Stored items:
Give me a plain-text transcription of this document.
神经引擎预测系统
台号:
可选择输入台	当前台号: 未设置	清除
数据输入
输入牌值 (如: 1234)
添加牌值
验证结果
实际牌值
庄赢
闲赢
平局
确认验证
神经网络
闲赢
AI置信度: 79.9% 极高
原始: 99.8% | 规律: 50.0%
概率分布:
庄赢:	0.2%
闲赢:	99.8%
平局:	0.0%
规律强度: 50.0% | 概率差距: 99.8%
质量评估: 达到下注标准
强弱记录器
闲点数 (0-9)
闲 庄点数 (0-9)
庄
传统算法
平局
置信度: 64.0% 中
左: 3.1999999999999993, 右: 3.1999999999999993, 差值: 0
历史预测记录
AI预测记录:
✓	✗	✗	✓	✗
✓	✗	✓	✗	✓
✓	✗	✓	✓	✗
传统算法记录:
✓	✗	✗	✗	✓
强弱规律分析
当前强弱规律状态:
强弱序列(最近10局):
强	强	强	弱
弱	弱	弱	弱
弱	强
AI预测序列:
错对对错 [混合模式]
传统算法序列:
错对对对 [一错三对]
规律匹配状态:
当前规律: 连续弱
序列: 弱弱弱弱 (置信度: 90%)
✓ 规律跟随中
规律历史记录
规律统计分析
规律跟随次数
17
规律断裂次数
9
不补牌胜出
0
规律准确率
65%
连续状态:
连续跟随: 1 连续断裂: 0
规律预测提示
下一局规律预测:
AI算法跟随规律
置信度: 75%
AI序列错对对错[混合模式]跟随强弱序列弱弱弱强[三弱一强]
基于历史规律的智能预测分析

What needs to be done:
Tell how many lines include "混合模式". The number is the whole answer.

Written reply:
2